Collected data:

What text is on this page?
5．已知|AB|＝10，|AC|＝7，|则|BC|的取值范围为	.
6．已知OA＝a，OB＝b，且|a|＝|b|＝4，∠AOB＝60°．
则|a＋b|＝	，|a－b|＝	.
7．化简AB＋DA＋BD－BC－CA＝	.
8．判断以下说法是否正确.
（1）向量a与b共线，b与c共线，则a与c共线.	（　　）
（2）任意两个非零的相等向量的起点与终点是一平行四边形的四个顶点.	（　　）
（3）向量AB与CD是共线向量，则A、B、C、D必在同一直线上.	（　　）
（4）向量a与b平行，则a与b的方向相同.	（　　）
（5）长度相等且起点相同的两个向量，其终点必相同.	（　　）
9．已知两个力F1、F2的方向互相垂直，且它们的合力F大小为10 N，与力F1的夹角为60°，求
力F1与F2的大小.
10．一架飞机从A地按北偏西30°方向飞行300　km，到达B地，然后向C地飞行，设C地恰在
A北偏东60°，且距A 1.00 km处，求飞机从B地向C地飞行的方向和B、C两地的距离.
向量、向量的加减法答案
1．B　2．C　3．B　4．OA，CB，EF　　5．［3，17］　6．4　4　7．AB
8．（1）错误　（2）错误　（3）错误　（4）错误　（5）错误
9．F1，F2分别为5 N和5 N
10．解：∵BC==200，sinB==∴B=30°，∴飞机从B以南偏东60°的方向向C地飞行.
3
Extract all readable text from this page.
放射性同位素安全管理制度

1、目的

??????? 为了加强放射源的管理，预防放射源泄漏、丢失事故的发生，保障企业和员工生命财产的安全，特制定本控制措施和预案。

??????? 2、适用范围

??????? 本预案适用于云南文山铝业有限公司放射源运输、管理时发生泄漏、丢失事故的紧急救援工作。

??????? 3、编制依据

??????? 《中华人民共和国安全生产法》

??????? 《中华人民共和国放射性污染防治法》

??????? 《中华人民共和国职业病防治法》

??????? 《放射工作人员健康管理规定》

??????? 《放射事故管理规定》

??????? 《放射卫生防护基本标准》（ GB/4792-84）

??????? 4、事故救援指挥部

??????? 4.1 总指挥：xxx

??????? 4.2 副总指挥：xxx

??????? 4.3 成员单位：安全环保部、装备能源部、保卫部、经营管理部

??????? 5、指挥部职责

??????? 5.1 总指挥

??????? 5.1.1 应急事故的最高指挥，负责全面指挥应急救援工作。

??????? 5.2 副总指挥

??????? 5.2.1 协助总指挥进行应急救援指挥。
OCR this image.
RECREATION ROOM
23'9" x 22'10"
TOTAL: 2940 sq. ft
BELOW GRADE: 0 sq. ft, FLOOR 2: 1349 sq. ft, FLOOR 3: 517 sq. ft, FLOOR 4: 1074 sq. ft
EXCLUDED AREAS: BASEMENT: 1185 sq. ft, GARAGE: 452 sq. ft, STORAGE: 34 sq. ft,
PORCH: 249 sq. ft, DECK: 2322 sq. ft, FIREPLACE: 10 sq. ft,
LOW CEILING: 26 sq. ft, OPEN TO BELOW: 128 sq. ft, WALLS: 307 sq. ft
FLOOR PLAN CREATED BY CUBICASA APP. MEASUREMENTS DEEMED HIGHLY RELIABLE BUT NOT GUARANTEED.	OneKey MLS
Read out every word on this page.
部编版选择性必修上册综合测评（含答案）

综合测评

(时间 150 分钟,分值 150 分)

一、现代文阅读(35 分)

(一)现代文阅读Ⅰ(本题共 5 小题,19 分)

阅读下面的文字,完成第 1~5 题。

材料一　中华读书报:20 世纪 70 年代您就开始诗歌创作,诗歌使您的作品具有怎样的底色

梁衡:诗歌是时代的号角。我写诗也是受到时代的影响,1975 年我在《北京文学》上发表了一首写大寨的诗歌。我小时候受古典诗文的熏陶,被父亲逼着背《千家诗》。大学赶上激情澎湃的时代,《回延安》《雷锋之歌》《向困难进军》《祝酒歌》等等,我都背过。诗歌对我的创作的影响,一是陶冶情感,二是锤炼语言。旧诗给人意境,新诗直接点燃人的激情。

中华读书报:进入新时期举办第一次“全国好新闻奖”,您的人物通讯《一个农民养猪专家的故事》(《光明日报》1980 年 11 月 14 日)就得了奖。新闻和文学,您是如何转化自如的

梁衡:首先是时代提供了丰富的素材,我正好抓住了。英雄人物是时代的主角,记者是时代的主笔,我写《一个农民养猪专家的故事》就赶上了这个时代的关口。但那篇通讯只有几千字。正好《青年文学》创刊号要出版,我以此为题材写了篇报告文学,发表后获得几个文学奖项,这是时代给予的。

→ To do: Please output the complete data exactly.

→ Finished exercise:
What text is on this page?
5．已知|AB|＝10，|AC|＝7，|则|BC|的取值范围为	.
6．已知OA＝a，OB＝b，且|a|＝|b|＝4，∠AOB＝60°．
则|a＋b|＝	，|a－b|＝	.
7．化简AB＋DA＋BD－BC－CA＝	.
8．判断以下说法是否正确.
（1）向量a与b共线，b与c共线，则a与c共线.	（　　）
（2）任意两个非零的相等向量的起点与终点是一平行四边形的四个顶点.	（　　）
（3）向量AB与CD是共线向量，则A、B、C、D必在同一直线上.	（　　）
（4）向量a与b平行，则a与b的方向相同.	（　　）
（5）长度相等且起点相同的两个向量，其终点必相同.	（　　）
9．已知两个力F1、F2的方向互相垂直，且它们的合力F大小为10 N，与力F1的夹角为60°，求
力F1与F2的大小.
10．一架飞机从A地按北偏西30°方向飞行300　km，到达B地，然后向C地飞行，设C地恰在
A北偏东60°，且距A 1.00 km处，求飞机从B地向C地飞行的方向和B、C两地的距离.
向量、向量的加减法答案
1．B　2．C　3．B　4．OA，CB，EF　　5．［3，17］　6．4　4　7．AB
8．（1）错误　（2）错误　（3）错误　（4）错误　（5）错误
9．F1，F2分别为5 N和5 N
10．解：∵BC==200，sinB==∴B=30°，∴飞机从B以南偏东60°的方向向C地飞行.
3
Extract all readable text from this page.
放射性同位素安全管理制度

1、目的

??????? 为了加强放射源的管理，预防放射源泄漏、丢失事故的发生，保障企业和员工生命财产的安全，特制定本控制措施和预案。

??????? 2、适用范围

??????? 本预案适用于云南文山铝业有限公司放射源运输、管理时发生泄漏、丢失事故的紧急救援工作。

??????? 3、编制依据

??????? 《中华人民共和国安全生产法》

??????? 《中华人民共和国放射性污染防治法》

??????? 《中华人民共和国职业病防治法》

??????? 《放射工作人员健康管理规定》

??????? 《放射事故管理规定》

??????? 《放射卫生防护基本标准》（ GB/4792-84）

??????? 4、事故救援指挥部

??????? 4.1 总指挥：xxx

??????? 4.2 副总指挥：xxx

??????? 4.3 成员单位：安全环保部、装备能源部、保卫部、经营管理部

??????? 5、指挥部职责

??????? 5.1 总指挥

??????? 5.1.1 应急事故的最高指挥，负责全面指挥应急救援工作。

??????? 5.2 副总指挥

??????? 5.2.1 协助总指挥进行应急救援指挥。
OCR this image.
RECREATION ROOM
23'9" x 22'10"
TOTAL: 2940 sq. ft
BELOW GRADE: 0 sq. ft, FLOOR 2: 1349 sq. ft, FLOOR 3: 517 sq. ft, FLOOR 4: 1074 sq. ft
EXCLUDED AREAS: BASEMENT: 1185 sq. ft, GARAGE: 452 sq. ft, STORAGE: 34 sq. ft,
PORCH: 249 sq. ft, DECK: 2322 sq. ft, FIREPLACE: 10 sq. ft,
LOW CEILING: 26 sq. ft, OPEN TO BELOW: 128 sq. ft, WALLS: 307 sq. ft
FLOOR PLAN CREATED BY CUBICASA APP. MEASUREMENTS DEEMED HIGHLY RELIABLE BUT NOT GUARANTEED.	OneKey MLS
Read out every word on this page.
部编版选择性必修上册综合测评（含答案）

综合测评

(时间 150 分钟,分值 150 分)

一、现代文阅读(35 分)

(一)现代文阅读Ⅰ(本题共 5 小题,19 分)

阅读下面的文字,完成第 1~5 题。

材料一　中华读书报:20 世纪 70 年代您就开始诗歌创作,诗歌使您的作品具有怎样的底色

梁衡:诗歌是时代的号角。我写诗也是受到时代的影响,1975 年我在《北京文学》上发表了一首写大寨的诗歌。我小时候受古典诗文的熏陶,被父亲逼着背《千家诗》。大学赶上激情澎湃的时代,《回延安》《雷锋之歌》《向困难进军》《祝酒歌》等等,我都背过。诗歌对我的创作的影响,一是陶冶情感,二是锤炼语言。旧诗给人意境,新诗直接点燃人的激情。

中华读书报:进入新时期举办第一次“全国好新闻奖”,您的人物通讯《一个农民养猪专家的故事》(《光明日报》1980 年 11 月 14 日)就得了奖。新闻和文学,您是如何转化自如的

梁衡:首先是时代提供了丰富的素材,我正好抓住了。英雄人物是时代的主角,记者是时代的主笔,我写《一个农民养猪专家的故事》就赶上了这个时代的关口。但那篇通讯只有几千字。正好《青年文学》创刊号要出版,我以此为题材写了篇报告文学,发表后获得几个文学奖项,这是时代给予的。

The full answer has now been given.